■ TASK STATEMENT ■
Please reproduce every one of the lines below exactly.

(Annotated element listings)
..............................
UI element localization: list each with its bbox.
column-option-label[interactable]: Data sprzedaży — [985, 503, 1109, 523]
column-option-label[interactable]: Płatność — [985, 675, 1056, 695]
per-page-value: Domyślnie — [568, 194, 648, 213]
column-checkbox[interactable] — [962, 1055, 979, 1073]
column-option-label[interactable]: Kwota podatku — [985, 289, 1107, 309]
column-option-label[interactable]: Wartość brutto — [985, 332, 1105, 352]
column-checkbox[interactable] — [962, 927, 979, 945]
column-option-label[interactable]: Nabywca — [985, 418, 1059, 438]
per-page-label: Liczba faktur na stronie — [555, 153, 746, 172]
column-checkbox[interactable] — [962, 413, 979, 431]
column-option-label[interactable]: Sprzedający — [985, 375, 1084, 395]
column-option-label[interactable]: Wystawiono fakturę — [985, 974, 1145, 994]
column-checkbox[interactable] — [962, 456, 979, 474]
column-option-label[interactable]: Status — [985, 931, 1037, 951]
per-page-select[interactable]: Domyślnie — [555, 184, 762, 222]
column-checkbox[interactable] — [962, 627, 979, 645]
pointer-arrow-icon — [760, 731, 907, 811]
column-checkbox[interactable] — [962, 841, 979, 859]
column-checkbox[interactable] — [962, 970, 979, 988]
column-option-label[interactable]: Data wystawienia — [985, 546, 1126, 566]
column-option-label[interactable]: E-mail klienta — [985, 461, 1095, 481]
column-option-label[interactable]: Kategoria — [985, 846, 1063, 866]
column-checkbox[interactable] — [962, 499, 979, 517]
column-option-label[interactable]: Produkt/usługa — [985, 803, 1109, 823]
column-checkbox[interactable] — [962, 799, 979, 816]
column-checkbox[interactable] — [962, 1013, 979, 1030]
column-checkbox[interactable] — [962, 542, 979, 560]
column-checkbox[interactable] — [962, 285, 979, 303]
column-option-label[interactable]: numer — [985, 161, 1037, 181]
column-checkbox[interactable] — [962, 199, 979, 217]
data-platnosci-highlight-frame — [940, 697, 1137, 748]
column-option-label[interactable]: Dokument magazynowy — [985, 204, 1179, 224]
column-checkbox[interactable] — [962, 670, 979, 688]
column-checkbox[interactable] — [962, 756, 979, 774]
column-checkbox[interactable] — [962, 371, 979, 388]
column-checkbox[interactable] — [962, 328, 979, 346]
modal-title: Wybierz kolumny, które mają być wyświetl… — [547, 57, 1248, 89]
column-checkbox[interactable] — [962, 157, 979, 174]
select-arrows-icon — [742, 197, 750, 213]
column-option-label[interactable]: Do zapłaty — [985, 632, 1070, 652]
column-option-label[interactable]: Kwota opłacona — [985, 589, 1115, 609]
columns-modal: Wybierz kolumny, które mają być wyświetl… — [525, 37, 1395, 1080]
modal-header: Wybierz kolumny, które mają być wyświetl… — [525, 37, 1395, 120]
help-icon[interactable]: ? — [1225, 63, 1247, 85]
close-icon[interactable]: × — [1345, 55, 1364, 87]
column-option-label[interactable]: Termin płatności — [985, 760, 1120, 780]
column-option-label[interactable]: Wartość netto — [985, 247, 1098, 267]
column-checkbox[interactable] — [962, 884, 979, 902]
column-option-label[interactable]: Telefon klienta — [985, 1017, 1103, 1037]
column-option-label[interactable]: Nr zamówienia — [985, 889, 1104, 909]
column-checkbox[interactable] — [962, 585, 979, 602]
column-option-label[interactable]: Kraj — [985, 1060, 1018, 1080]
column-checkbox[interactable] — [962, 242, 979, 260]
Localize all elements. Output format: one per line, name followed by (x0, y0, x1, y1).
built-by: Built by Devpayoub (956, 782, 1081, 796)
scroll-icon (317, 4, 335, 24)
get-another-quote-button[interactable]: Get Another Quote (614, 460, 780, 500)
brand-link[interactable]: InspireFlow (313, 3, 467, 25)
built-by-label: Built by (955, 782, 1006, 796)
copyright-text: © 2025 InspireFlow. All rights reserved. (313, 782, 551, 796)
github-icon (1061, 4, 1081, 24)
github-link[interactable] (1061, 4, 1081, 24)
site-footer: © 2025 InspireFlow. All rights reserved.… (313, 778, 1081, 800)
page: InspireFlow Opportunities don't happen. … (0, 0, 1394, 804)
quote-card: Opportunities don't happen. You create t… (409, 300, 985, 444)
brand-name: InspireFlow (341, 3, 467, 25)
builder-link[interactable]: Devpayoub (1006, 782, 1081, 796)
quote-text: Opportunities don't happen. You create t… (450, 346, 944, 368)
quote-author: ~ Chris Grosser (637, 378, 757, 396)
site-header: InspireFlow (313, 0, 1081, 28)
..............................
■ COMPLETE RESPONSE ■
UI element localization: list each with its bbox.
column-option-label[interactable]: Data sprzedaży — [985, 503, 1109, 523]
column-option-label[interactable]: Płatność — [985, 675, 1056, 695]
per-page-value: Domyślnie — [568, 194, 648, 213]
column-checkbox[interactable] — [962, 1055, 979, 1073]
column-option-label[interactable]: Kwota podatku — [985, 289, 1107, 309]
column-option-label[interactable]: Wartość brutto — [985, 332, 1105, 352]
column-checkbox[interactable] — [962, 927, 979, 945]
column-option-label[interactable]: Nabywca — [985, 418, 1059, 438]
per-page-label: Liczba faktur na stronie — [555, 153, 746, 172]
column-checkbox[interactable] — [962, 413, 979, 431]
column-option-label[interactable]: Sprzedający — [985, 375, 1084, 395]
column-option-label[interactable]: Wystawiono fakturę — [985, 974, 1145, 994]
column-checkbox[interactable] — [962, 456, 979, 474]
column-option-label[interactable]: Status — [985, 931, 1037, 951]
per-page-select[interactable]: Domyślnie — [555, 184, 762, 222]
column-checkbox[interactable] — [962, 627, 979, 645]
pointer-arrow-icon — [760, 731, 907, 811]
column-checkbox[interactable] — [962, 841, 979, 859]
column-checkbox[interactable] — [962, 970, 979, 988]
column-option-label[interactable]: Data wystawienia — [985, 546, 1126, 566]
column-option-label[interactable]: E-mail klienta — [985, 461, 1095, 481]
column-option-label[interactable]: Kategoria — [985, 846, 1063, 866]
column-checkbox[interactable] — [962, 499, 979, 517]
column-option-label[interactable]: Produkt/usługa — [985, 803, 1109, 823]
column-checkbox[interactable] — [962, 799, 979, 816]
column-checkbox[interactable] — [962, 1013, 979, 1030]
column-checkbox[interactable] — [962, 542, 979, 560]
column-checkbox[interactable] — [962, 285, 979, 303]
column-option-label[interactable]: numer — [985, 161, 1037, 181]
column-checkbox[interactable] — [962, 199, 979, 217]
data-platnosci-highlight-frame — [940, 697, 1137, 748]
column-option-label[interactable]: Dokument magazynowy — [985, 204, 1179, 224]
column-checkbox[interactable] — [962, 670, 979, 688]
column-checkbox[interactable] — [962, 756, 979, 774]
column-checkbox[interactable] — [962, 371, 979, 388]
column-checkbox[interactable] — [962, 328, 979, 346]
modal-title: Wybierz kolumny, które mają być wyświetl… — [547, 57, 1248, 89]
column-checkbox[interactable] — [962, 157, 979, 174]
select-arrows-icon — [742, 197, 750, 213]
column-option-label[interactable]: Do zapłaty — [985, 632, 1070, 652]
column-option-label[interactable]: Kwota opłacona — [985, 589, 1115, 609]
columns-modal: Wybierz kolumny, które mają być wyświetl… — [525, 37, 1395, 1080]
modal-header: Wybierz kolumny, które mają być wyświetl… — [525, 37, 1395, 120]
help-icon[interactable]: ? — [1225, 63, 1247, 85]
close-icon[interactable]: × — [1345, 55, 1364, 87]
column-option-label[interactable]: Termin płatności — [985, 760, 1120, 780]
column-option-label[interactable]: Wartość netto — [985, 247, 1098, 267]
column-checkbox[interactable] — [962, 884, 979, 902]
column-option-label[interactable]: Telefon klienta — [985, 1017, 1103, 1037]
column-option-label[interactable]: Nr zamówienia — [985, 889, 1104, 909]
column-checkbox[interactable] — [962, 585, 979, 602]
column-option-label[interactable]: Kraj — [985, 1060, 1018, 1080]
column-checkbox[interactable] — [962, 242, 979, 260]
Localize all elements. Output format: one per line, name followed by (x0, y0, x1, y1).
built-by: Built by Devpayoub (956, 782, 1081, 796)
scroll-icon (317, 4, 335, 24)
get-another-quote-button[interactable]: Get Another Quote (614, 460, 780, 500)
brand-link[interactable]: InspireFlow (313, 3, 467, 25)
built-by-label: Built by (955, 782, 1006, 796)
copyright-text: © 2025 InspireFlow. All rights reserved. (313, 782, 551, 796)
github-icon (1061, 4, 1081, 24)
github-link[interactable] (1061, 4, 1081, 24)
site-footer: © 2025 InspireFlow. All rights reserved.… (313, 778, 1081, 800)
page: InspireFlow Opportunities don't happen. … (0, 0, 1394, 804)
quote-card: Opportunities don't happen. You create t… (409, 300, 985, 444)
brand-name: InspireFlow (341, 3, 467, 25)
builder-link[interactable]: Devpayoub (1006, 782, 1081, 796)
quote-text: Opportunities don't happen. You create t… (450, 346, 944, 368)
quote-author: ~ Chris Grosser (637, 378, 757, 396)
site-header: InspireFlow (313, 0, 1081, 28)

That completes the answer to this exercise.